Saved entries
--- START ---
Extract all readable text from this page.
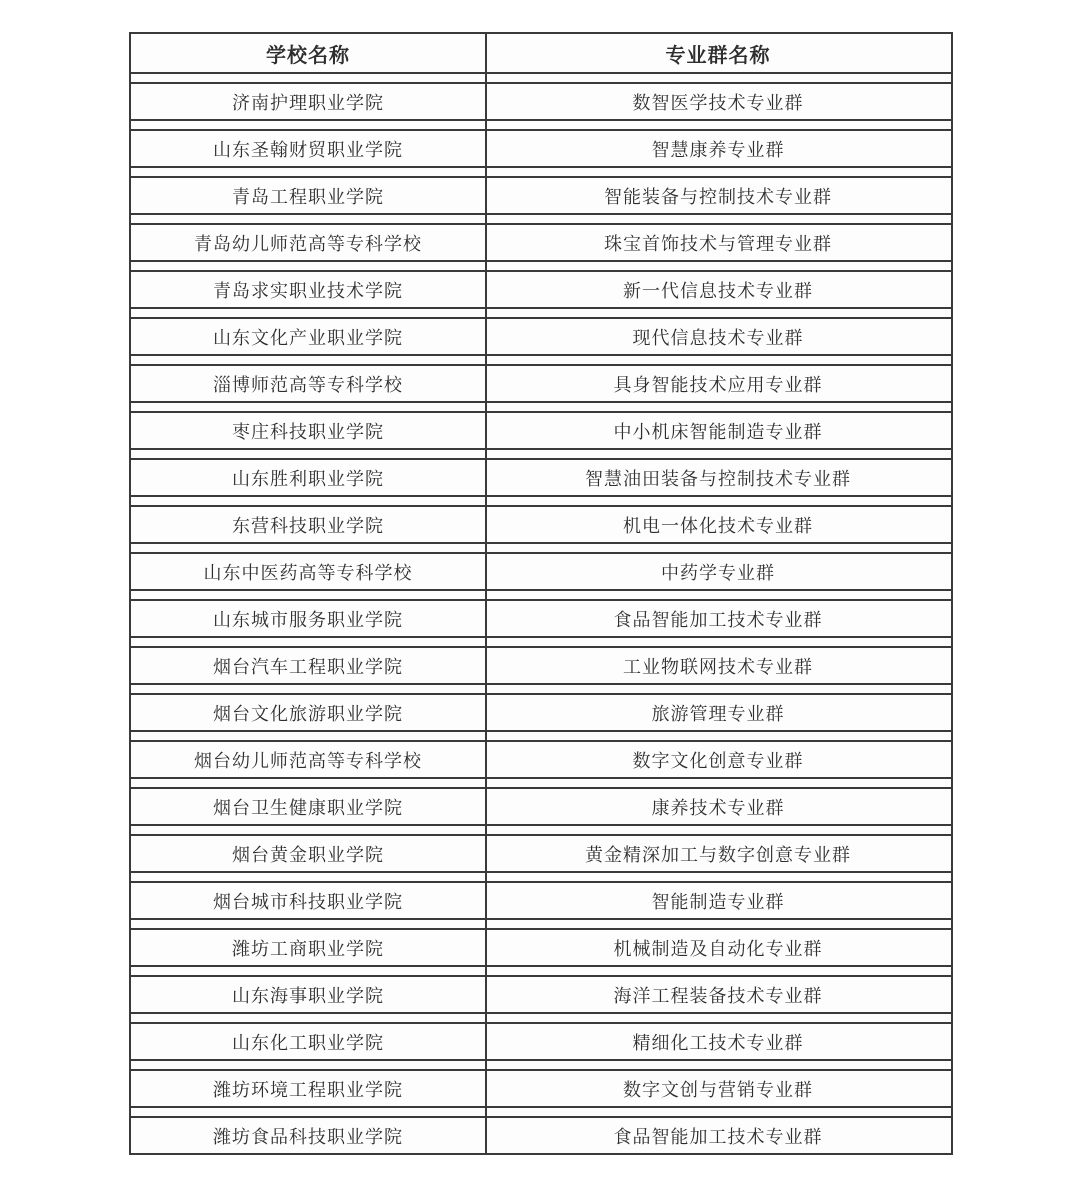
学校名称	专业群名称
济南护理职业学院	数智医学技术专业群
山东圣翰财贸职业学院	智慧康养专业群
青岛工程职业学院	智能装备与控制技术专业群
青岛幼儿师范高等专科学校	珠宝首饰技术与管理专业群
青岛求实职业技术学院	新一代信息技术专业群
山东文化产业职业学院	现代信息技术专业群
淄博师范高等专科学校	具身智能技术应用专业群
枣庄科技职业学院	中小机床智能制造专业群
山东胜利职业学院	智慧油田装备与控制技术专业群
东营科技职业学院	机电一体化技术专业群
山东中医药高等专科学校	中药学专业群
山东城市服务职业学院	食品智能加工技术专业群
烟台汽车工程职业学院	工业物联网技术专业群
烟台文化旅游职业学院	旅游管理专业群
烟台幼儿师范高等专科学校	数字文化创意专业群
烟台卫生健康职业学院	康养技术专业群
烟台黄金职业学院	黄金精深加工与数字创意专业群
烟台城市科技职业学院	智能制造专业群
潍坊工商职业学院	机械制造及自动化专业群
山东海事职业学院	海洋工程装备技术专业群
山东化工职业学院	精细化工技术专业群
潍坊环境工程职业学院	数字文创与营销专业群
潍坊食品科技职业学院	食品智能加工技术专业群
--- END ---
Aim of the task ▸ Gather each line from the listing above that holds "食品智能加工技术专业群".

Answer to the exercise ▸
山东城市服务职业学院	食品智能加工技术专业群
潍坊食品科技职业学院	食品智能加工技术专业群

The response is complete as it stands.